** START OF Data provided **

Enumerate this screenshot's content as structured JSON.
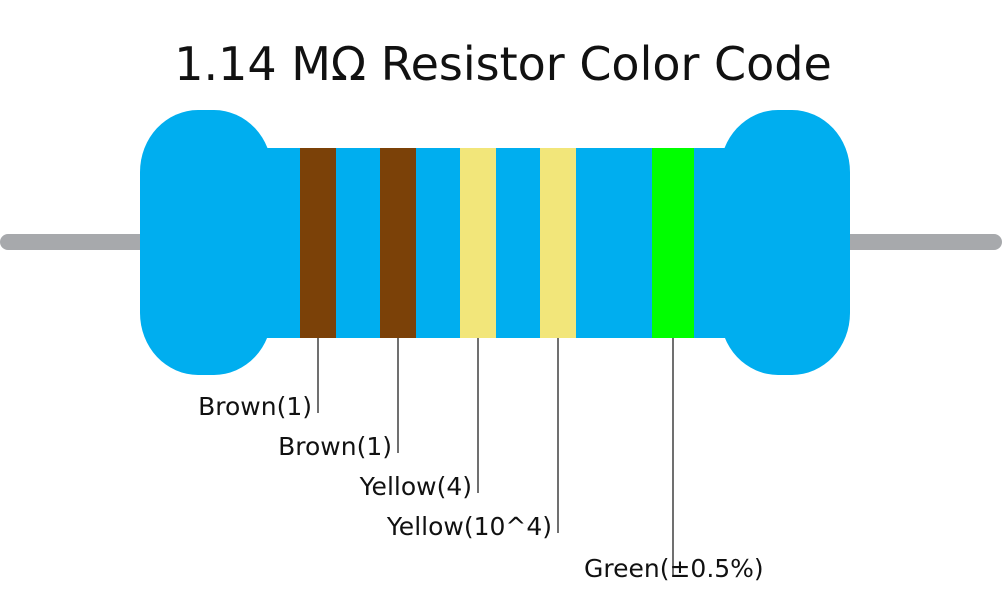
{
  "title": "1.14 MΩ Resistor Color Code",
  "resistor": {
    "body_color": "#00AEEF",
    "lead_color": "#A7A9AC"
  },
  "bands": [
    {
      "color_name": "Brown",
      "color": "#7B4108",
      "label": "Brown(1)"
    },
    {
      "color_name": "Brown",
      "color": "#7B4108",
      "label": "Brown(1)"
    },
    {
      "color_name": "Yellow",
      "color": "#F2E67A",
      "label": "Yellow(4)"
    },
    {
      "color_name": "Yellow",
      "color": "#F2E67A",
      "label": "Yellow(10^4)"
    },
    {
      "color_name": "Green",
      "color": "#00FF00",
      "label": "Green(±0.5%)"
    }
  ]
}
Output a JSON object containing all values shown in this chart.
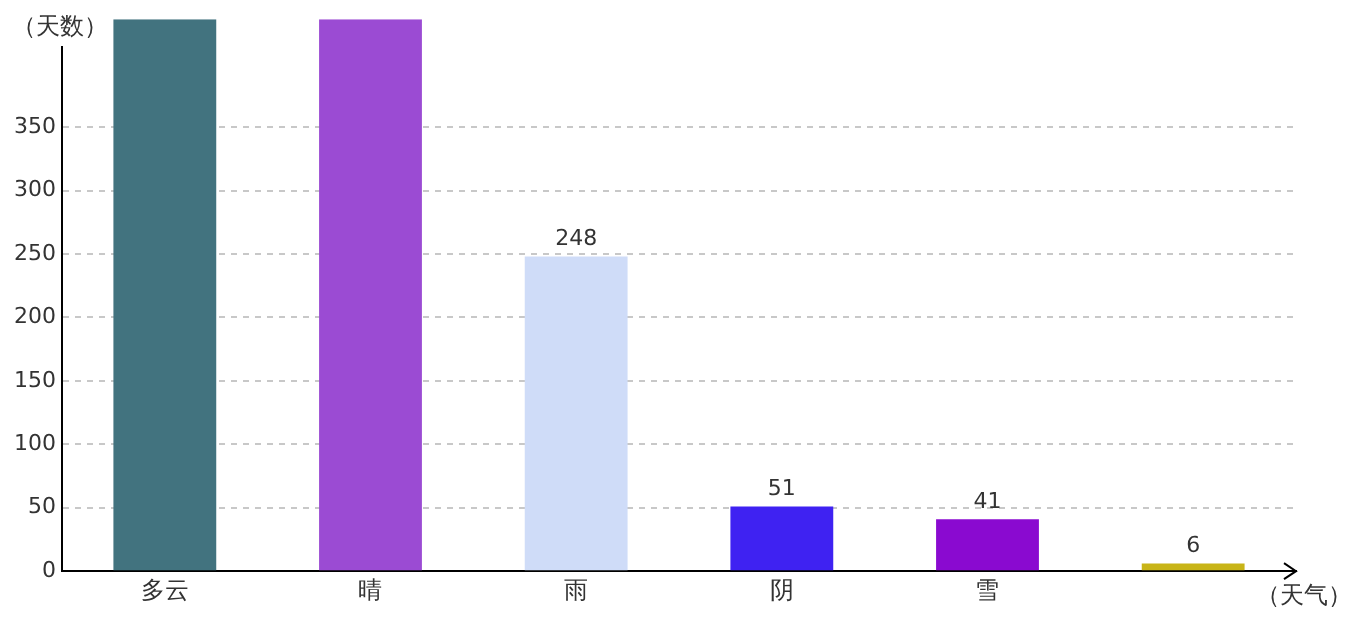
{
  "chart_data": {
    "type": "bar",
    "xlabel": "（天气）",
    "ylabel": "（天数）",
    "categories": [
      "多云",
      "晴",
      "雨",
      "阴",
      "雪",
      null
    ],
    "values": [
      435,
      435,
      248,
      51,
      41,
      6
    ],
    "colors": [
      "#42737f",
      "#9b4bd3",
      "#cfdcf8",
      "#3f22f2",
      "#8a0ad0",
      "#c8b417"
    ],
    "value_labels": [
      null,
      null,
      "248",
      "51",
      "41",
      "6"
    ],
    "ylim": [
      0,
      435
    ],
    "yticks": [
      0,
      50,
      100,
      150,
      200,
      250,
      300,
      350
    ],
    "grid": "y",
    "legend": false
  }
}
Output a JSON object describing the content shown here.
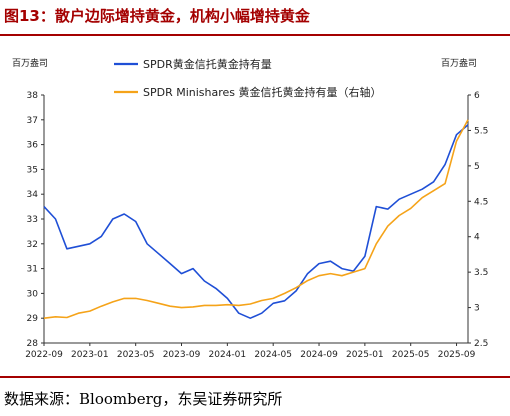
{
  "title": "图13：散户边际增持黄金，机构小幅增持黄金",
  "source": "数据来源：Bloomberg，东吴证券研究所",
  "chart_data": {
    "type": "line",
    "left_unit": "百万盎司",
    "right_unit": "百万盎司",
    "ylim_left": [
      28,
      38
    ],
    "yticks_left": [
      28,
      29,
      30,
      31,
      32,
      33,
      34,
      35,
      36,
      37,
      38
    ],
    "ylim_right": [
      2.5,
      6
    ],
    "yticks_right": [
      "2.5",
      "3",
      "3.5",
      "4",
      "4.5",
      "5",
      "5.5",
      "6"
    ],
    "x_ticks": [
      "2022-09",
      "2023-01",
      "2023-05",
      "2023-09",
      "2024-01",
      "2024-05",
      "2024-09",
      "2025-01",
      "2025-05",
      "2025-09"
    ],
    "x_range": [
      "2022-09",
      "2025-10"
    ],
    "grid": false,
    "legend_position": "top",
    "series": [
      {
        "name": "SPDR黄金信托黄金持有量",
        "axis": "left",
        "color": "#1f4fd6",
        "points": [
          [
            "2022-09",
            33.5
          ],
          [
            "2022-10",
            33.0
          ],
          [
            "2022-11",
            31.8
          ],
          [
            "2022-12",
            31.9
          ],
          [
            "2023-01",
            32.0
          ],
          [
            "2023-02",
            32.3
          ],
          [
            "2023-03",
            33.0
          ],
          [
            "2023-04",
            33.2
          ],
          [
            "2023-05",
            32.9
          ],
          [
            "2023-06",
            32.0
          ],
          [
            "2023-07",
            31.6
          ],
          [
            "2023-08",
            31.2
          ],
          [
            "2023-09",
            30.8
          ],
          [
            "2023-10",
            31.0
          ],
          [
            "2023-11",
            30.5
          ],
          [
            "2023-12",
            30.2
          ],
          [
            "2024-01",
            29.8
          ],
          [
            "2024-02",
            29.2
          ],
          [
            "2024-03",
            29.0
          ],
          [
            "2024-04",
            29.2
          ],
          [
            "2024-05",
            29.6
          ],
          [
            "2024-06",
            29.7
          ],
          [
            "2024-07",
            30.1
          ],
          [
            "2024-08",
            30.8
          ],
          [
            "2024-09",
            31.2
          ],
          [
            "2024-10",
            31.3
          ],
          [
            "2024-11",
            31.0
          ],
          [
            "2024-12",
            30.9
          ],
          [
            "2025-01",
            31.5
          ],
          [
            "2025-02",
            33.5
          ],
          [
            "2025-03",
            33.4
          ],
          [
            "2025-04",
            33.8
          ],
          [
            "2025-05",
            34.0
          ],
          [
            "2025-06",
            34.2
          ],
          [
            "2025-07",
            34.5
          ],
          [
            "2025-08",
            35.2
          ],
          [
            "2025-09",
            36.4
          ],
          [
            "2025-10",
            36.8
          ]
        ]
      },
      {
        "name": "SPDR Minishares 黄金信托黄金持有量（右轴）",
        "axis": "right",
        "color": "#f5a319",
        "points": [
          [
            "2022-09",
            2.85
          ],
          [
            "2022-10",
            2.87
          ],
          [
            "2022-11",
            2.86
          ],
          [
            "2022-12",
            2.92
          ],
          [
            "2023-01",
            2.95
          ],
          [
            "2023-02",
            3.02
          ],
          [
            "2023-03",
            3.08
          ],
          [
            "2023-04",
            3.13
          ],
          [
            "2023-05",
            3.13
          ],
          [
            "2023-06",
            3.1
          ],
          [
            "2023-07",
            3.06
          ],
          [
            "2023-08",
            3.02
          ],
          [
            "2023-09",
            3.0
          ],
          [
            "2023-10",
            3.01
          ],
          [
            "2023-11",
            3.03
          ],
          [
            "2023-12",
            3.03
          ],
          [
            "2024-01",
            3.04
          ],
          [
            "2024-02",
            3.03
          ],
          [
            "2024-03",
            3.05
          ],
          [
            "2024-04",
            3.1
          ],
          [
            "2024-05",
            3.13
          ],
          [
            "2024-06",
            3.2
          ],
          [
            "2024-07",
            3.28
          ],
          [
            "2024-08",
            3.38
          ],
          [
            "2024-09",
            3.45
          ],
          [
            "2024-10",
            3.48
          ],
          [
            "2024-11",
            3.45
          ],
          [
            "2024-12",
            3.5
          ],
          [
            "2025-01",
            3.55
          ],
          [
            "2025-02",
            3.9
          ],
          [
            "2025-03",
            4.15
          ],
          [
            "2025-04",
            4.3
          ],
          [
            "2025-05",
            4.4
          ],
          [
            "2025-06",
            4.55
          ],
          [
            "2025-07",
            4.65
          ],
          [
            "2025-08",
            4.75
          ],
          [
            "2025-09",
            5.35
          ],
          [
            "2025-10",
            5.65
          ]
        ]
      }
    ]
  }
}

** END OF Data provided **

▶ **What is needed**:
Return a copy of every line that includes the word "object".

▶ **Exercise result**:
Output a JSON object containing all values shown in this chart.
Output a JSON object describing the content shown here.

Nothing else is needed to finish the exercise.